| CONSIGNES |
- A) Indiquez si chacune des affirmations suivantes concorde avec le texte sur l'automobile chinoise, en répondant par oui ou par non et en citant à l'identique les mots du texte qui tranchent. (i) En Chine, les véhicules électriques représentent désormais la moitié des ventes. (ii) Les constructeurs occidentaux redoutent avant tout l'export de voitures à essence chinoises. (iii) Seuls les groupes étrangers ont été touchés par le basculement vers l'électrique.
- B) Répondez brièvement à ces questions d'après le texte sur l'automobile chinoise :
(i) Que cherchent de nombreux constructeurs locaux à l'étranger ?
(ii) Quelle part des ventes les véhicules électriques ont-ils conquise en Chine ?
(iii) À quoi de nombreux constructeurs chinois traditionnels sont-ils confrontés ?
- C) Citez un passage du texte sur l'automobile chinoise : commencez aux mots « L’essor fulgurant des » et arrêtez-vous après « son propre marché. ».

L’essor fulgurant des véhicules électriques en Chine a profondément bouleversé l’équilibre du secteur automobile, poussant de nombreux constructeurs locaux à chercher des débouchés à l’étranger pour leurs modèles thermiques. Alors que les constructeurs occidentaux redoutent avant tout la concurrence des véhicules électriques chinois, un autre phénomène, plus discret mais tout aussi structurant, s’impose : l’export massif de voitures à essence que Pékin ne parvient plus à écouler sur son propre marché.
En Chine, les véhicules électriques ont conquis en quelques années la moitié des ventes, reléguant au second plan les modèles thermiques qui dominaient encore le paysage récemment. Ce basculement rapide a frappé de plein fouet aussi bien les groupes étrangers, longtemps leaders, que de nombreux constructeurs chinois traditionnels, confrontés à une chute brutale de leurs ventes domestiques.

| MATÉRIEL PRÉSENTÉ |
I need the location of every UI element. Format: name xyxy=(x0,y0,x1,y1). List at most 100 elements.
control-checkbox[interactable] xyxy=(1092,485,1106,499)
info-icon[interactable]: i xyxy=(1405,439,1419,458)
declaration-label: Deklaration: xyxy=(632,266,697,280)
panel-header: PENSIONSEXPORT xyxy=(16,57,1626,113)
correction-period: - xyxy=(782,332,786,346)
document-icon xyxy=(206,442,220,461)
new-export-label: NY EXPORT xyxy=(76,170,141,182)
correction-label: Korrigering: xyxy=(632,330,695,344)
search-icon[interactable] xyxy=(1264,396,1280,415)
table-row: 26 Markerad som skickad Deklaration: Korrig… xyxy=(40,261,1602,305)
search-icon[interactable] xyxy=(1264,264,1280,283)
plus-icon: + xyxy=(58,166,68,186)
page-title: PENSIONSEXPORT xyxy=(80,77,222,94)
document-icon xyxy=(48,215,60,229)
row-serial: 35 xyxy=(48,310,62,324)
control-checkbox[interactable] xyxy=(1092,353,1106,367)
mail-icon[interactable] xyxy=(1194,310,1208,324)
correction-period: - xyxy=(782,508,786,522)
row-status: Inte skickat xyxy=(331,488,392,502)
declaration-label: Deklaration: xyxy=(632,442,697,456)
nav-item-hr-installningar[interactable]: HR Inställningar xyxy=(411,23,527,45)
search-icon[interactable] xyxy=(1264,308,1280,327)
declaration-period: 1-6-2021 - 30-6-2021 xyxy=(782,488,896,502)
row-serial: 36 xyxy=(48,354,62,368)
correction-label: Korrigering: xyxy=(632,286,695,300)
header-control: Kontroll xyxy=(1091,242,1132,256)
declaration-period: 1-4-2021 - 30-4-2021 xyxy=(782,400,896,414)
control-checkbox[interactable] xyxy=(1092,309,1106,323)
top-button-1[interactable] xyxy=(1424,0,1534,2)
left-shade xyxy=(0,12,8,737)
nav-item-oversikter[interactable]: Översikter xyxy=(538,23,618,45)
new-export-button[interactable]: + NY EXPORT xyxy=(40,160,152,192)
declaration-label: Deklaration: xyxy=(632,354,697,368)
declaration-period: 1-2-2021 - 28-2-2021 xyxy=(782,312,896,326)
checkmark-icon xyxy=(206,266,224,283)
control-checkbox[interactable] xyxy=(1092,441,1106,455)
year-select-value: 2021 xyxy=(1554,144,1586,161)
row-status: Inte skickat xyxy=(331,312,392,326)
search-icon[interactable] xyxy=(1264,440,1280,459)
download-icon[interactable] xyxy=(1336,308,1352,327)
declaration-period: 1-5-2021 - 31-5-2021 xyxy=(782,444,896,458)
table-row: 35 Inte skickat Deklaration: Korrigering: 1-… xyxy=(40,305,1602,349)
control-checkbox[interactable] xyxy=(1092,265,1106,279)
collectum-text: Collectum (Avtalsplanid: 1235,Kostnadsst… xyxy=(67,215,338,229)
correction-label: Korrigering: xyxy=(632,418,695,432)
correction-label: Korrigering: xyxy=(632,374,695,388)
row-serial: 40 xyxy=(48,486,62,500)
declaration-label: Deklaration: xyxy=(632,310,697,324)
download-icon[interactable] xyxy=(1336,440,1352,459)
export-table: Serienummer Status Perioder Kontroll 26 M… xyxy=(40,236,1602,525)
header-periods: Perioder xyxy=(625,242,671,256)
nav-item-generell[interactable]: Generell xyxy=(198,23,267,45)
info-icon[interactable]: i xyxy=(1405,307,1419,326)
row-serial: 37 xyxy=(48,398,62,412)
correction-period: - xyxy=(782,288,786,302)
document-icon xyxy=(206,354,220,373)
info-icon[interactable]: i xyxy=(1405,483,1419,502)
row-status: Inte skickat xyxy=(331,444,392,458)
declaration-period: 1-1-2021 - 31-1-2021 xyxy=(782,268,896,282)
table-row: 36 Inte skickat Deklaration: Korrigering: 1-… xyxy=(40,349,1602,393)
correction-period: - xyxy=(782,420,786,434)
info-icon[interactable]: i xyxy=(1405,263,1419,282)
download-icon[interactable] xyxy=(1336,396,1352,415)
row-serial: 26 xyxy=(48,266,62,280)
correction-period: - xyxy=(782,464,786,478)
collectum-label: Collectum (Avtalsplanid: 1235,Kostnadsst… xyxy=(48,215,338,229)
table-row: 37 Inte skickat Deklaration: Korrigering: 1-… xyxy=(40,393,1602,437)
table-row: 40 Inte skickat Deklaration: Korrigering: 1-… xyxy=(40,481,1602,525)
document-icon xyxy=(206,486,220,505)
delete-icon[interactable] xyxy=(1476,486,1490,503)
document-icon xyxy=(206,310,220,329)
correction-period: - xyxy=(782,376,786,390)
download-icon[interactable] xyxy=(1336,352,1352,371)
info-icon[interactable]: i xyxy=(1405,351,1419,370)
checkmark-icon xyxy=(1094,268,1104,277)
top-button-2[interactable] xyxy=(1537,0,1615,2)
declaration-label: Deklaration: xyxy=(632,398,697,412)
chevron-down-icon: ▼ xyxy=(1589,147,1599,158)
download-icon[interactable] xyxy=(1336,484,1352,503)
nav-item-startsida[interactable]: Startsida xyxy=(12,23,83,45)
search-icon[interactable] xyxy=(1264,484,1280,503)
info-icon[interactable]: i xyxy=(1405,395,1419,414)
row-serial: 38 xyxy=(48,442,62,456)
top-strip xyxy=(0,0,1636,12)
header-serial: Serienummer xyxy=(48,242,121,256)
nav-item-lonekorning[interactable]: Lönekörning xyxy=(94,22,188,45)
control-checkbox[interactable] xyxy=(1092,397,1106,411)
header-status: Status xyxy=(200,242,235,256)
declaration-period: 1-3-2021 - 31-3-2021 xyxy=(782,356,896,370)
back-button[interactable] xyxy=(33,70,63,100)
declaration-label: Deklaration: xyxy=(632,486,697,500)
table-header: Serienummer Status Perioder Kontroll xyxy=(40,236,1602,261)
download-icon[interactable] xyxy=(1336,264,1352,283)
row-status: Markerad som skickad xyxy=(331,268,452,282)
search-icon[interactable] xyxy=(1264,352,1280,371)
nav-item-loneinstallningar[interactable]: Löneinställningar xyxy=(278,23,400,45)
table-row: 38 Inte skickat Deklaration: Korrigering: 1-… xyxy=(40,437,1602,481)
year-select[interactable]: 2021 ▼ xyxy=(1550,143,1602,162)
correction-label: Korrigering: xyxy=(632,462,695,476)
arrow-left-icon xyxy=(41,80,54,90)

| CORRIGÉ |
- A)
(i) Oui : « les véhicules électriques ont conquis en quelques années la moitié des ventes »
(ii) Non : « les constructeurs occidentaux redoutent avant tout la concurrence des véhicules électriques chinois »
(iii) Non : « aussi bien les groupes étrangers, longtemps leaders, que de nombreux constructeurs chinois traditionnels »

- B)
(i) Des débouchés pour leurs modèles thermiques.
(ii) La moitié des ventes.
(iii) À une chute brutale de leurs ventes domestiques.

- C)
L’essor fulgurant des véhicules électriques en Chine a profondément bouleversé l’équilibre du secteur automobile, poussant de nombreux constructeurs locaux à chercher des débouchés à l’étranger pour leurs modèles thermiques. Alors que les constructeurs occidentaux redoutent avant tout la concurrence des véhicules électriques chinois, un autre phénomène, plus discret mais tout aussi structurant, s’impose : l’export massif de voitures à essence que Pékin ne parvient plus à écouler sur son propre marché.